**What is needed:** Copy each line of the entries beneath that contains the word "barjordtilbord".

**Dataset rows:**
--------------------------------------------------
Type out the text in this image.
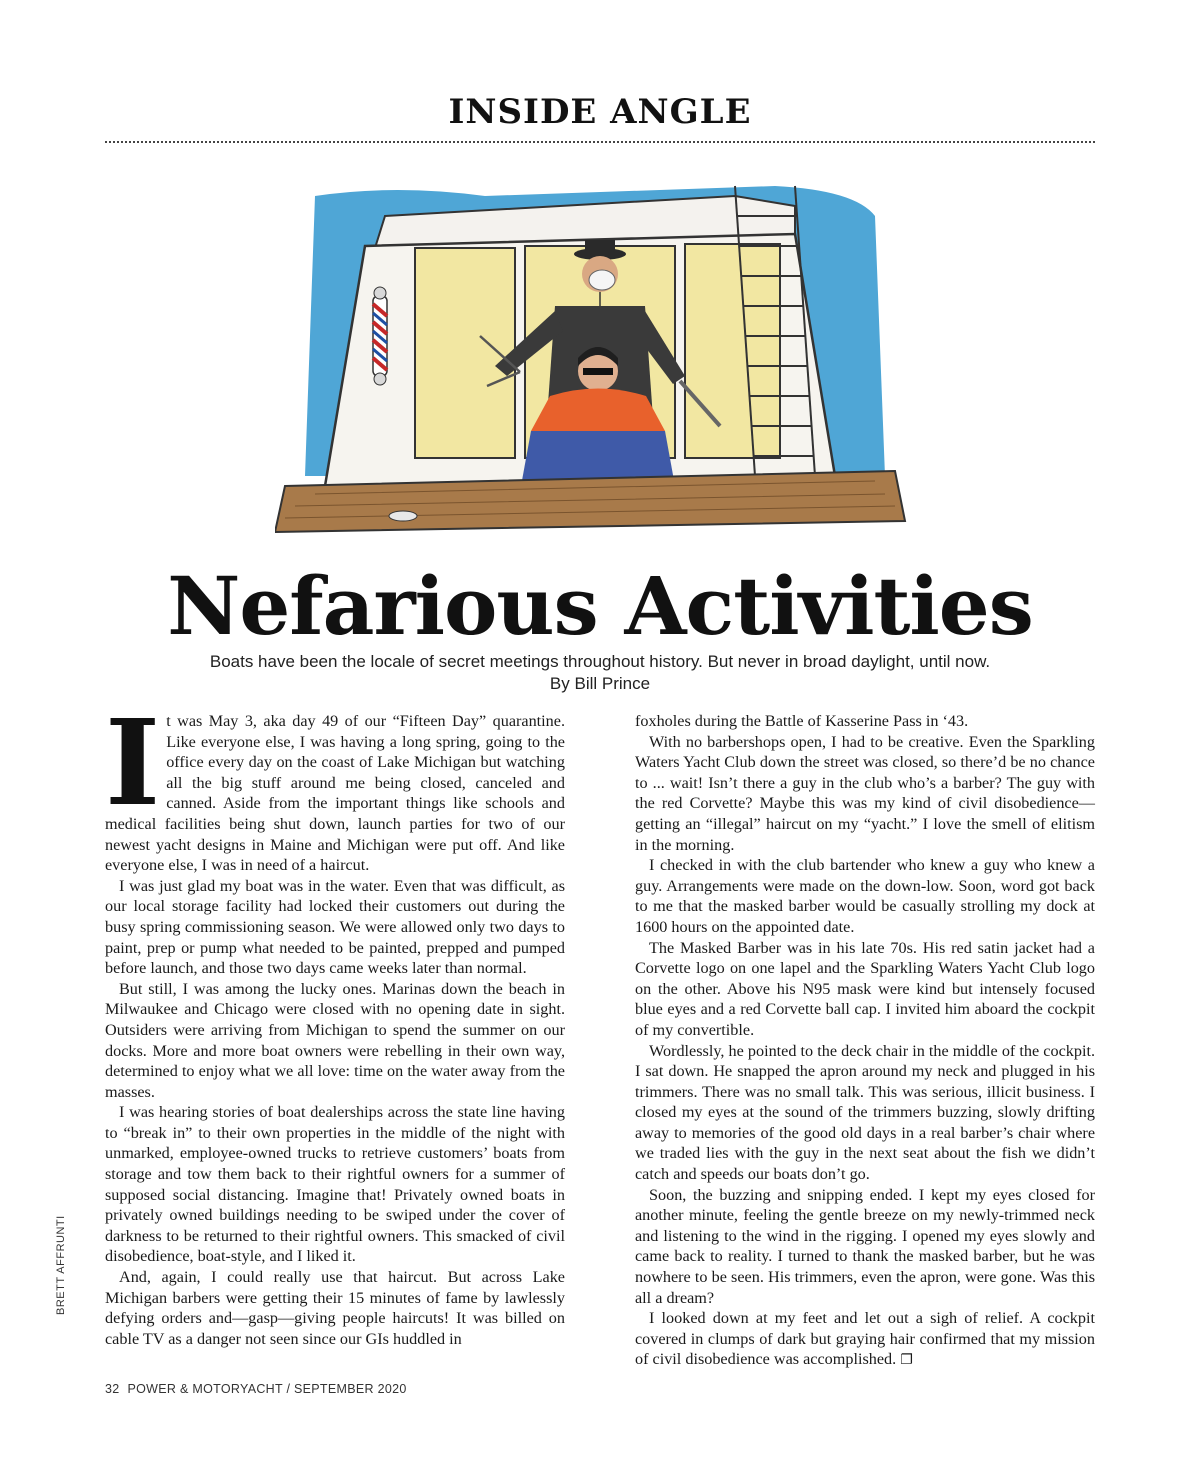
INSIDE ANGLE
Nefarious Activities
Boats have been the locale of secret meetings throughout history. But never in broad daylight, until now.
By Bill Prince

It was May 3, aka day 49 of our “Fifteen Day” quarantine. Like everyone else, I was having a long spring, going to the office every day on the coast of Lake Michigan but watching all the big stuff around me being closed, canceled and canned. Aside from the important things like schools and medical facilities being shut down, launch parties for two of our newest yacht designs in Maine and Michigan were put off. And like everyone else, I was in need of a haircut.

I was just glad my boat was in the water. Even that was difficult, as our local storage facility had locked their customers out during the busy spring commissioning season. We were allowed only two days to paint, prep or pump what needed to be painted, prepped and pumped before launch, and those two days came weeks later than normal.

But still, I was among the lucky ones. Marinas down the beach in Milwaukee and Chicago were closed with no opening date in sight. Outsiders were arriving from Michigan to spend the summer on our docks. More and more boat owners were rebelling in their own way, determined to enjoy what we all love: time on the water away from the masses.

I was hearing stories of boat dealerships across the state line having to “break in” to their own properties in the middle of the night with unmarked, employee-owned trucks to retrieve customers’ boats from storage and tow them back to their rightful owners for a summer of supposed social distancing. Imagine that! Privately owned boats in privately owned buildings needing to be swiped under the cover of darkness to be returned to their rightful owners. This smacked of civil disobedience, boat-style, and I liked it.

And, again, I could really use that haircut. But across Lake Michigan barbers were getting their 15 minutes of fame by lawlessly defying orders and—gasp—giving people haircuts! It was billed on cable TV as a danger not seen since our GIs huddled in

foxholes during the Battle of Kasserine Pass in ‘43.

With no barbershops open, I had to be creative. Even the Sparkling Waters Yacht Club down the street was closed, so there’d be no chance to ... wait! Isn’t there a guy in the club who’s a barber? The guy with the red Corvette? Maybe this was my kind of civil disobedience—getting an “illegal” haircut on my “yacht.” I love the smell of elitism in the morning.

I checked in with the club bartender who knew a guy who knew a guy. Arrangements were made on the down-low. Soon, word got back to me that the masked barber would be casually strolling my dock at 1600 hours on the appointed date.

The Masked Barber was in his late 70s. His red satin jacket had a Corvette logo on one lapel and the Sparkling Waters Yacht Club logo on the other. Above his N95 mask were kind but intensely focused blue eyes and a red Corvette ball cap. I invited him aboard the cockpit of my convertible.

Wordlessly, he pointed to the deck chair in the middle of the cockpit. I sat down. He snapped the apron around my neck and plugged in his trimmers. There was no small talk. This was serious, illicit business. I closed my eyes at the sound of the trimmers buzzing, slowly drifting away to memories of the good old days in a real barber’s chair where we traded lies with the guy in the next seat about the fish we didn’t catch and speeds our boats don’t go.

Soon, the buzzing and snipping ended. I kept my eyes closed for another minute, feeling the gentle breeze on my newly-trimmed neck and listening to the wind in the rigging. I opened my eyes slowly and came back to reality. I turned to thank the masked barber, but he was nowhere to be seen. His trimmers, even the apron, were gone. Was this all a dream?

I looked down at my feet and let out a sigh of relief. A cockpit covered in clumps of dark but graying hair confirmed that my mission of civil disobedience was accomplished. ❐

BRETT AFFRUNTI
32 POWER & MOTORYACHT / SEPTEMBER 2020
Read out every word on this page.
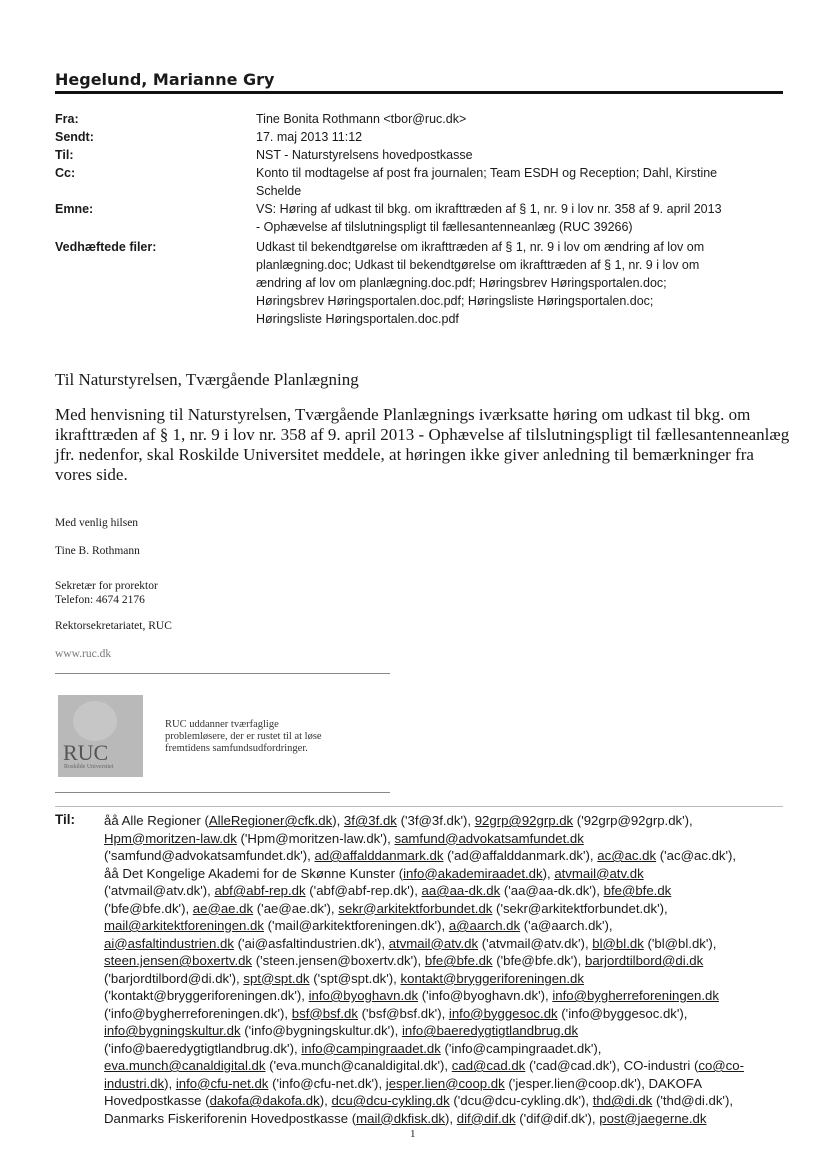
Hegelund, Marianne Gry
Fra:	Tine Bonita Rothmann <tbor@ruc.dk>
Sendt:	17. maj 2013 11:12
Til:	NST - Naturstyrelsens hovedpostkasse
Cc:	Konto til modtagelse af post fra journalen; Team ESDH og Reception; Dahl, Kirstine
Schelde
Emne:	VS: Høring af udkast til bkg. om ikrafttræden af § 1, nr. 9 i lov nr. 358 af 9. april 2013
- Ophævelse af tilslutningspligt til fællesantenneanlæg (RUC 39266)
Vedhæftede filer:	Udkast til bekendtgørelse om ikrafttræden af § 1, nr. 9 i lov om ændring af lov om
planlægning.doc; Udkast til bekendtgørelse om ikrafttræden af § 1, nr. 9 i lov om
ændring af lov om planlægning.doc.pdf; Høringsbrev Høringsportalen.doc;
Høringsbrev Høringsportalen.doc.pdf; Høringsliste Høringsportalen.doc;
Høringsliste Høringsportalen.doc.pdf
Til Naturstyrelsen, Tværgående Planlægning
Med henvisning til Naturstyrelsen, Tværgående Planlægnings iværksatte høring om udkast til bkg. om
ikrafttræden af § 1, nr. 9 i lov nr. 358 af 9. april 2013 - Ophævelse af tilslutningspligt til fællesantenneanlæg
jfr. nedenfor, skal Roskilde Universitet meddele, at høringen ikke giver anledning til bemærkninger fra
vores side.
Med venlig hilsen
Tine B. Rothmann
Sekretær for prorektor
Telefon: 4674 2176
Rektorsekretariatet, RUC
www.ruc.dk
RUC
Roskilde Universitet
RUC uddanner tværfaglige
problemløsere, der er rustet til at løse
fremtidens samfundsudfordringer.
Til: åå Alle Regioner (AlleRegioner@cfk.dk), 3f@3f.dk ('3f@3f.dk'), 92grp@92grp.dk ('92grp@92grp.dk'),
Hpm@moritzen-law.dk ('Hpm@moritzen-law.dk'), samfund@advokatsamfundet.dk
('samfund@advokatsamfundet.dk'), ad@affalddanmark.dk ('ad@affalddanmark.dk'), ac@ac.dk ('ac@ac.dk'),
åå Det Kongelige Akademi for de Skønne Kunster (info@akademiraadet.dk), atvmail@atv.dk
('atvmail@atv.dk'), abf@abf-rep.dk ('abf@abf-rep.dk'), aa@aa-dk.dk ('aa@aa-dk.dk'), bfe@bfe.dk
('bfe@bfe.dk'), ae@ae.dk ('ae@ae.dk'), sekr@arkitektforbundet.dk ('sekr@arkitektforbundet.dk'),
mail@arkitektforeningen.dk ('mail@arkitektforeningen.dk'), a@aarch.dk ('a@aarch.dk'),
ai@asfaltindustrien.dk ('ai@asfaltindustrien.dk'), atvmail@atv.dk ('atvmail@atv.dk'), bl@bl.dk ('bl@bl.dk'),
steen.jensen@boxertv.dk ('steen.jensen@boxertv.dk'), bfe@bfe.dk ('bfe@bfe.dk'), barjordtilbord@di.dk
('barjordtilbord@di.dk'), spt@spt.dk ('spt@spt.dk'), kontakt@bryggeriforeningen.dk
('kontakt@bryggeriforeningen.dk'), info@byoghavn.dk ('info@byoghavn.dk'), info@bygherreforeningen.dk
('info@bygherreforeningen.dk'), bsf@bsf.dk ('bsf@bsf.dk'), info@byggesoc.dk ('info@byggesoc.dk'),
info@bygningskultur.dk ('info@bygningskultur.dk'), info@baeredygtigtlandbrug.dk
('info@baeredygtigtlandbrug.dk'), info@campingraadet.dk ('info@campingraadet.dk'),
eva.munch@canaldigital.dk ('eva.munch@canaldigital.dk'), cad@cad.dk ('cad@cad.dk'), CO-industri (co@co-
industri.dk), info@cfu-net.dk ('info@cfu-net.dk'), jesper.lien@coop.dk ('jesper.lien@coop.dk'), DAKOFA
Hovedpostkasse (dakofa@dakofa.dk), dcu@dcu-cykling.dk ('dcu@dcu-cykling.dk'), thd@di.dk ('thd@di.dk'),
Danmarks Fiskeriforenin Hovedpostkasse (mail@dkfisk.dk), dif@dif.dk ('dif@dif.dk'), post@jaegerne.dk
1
--------------------------------------------------
**The answer:**
steen.jensen@boxertv.dk ('steen.jensen@boxertv.dk'), bfe@bfe.dk ('bfe@bfe.dk'), barjordtilbord@di.dk
('barjordtilbord@di.dk'), spt@spt.dk ('spt@spt.dk'), kontakt@bryggeriforeningen.dk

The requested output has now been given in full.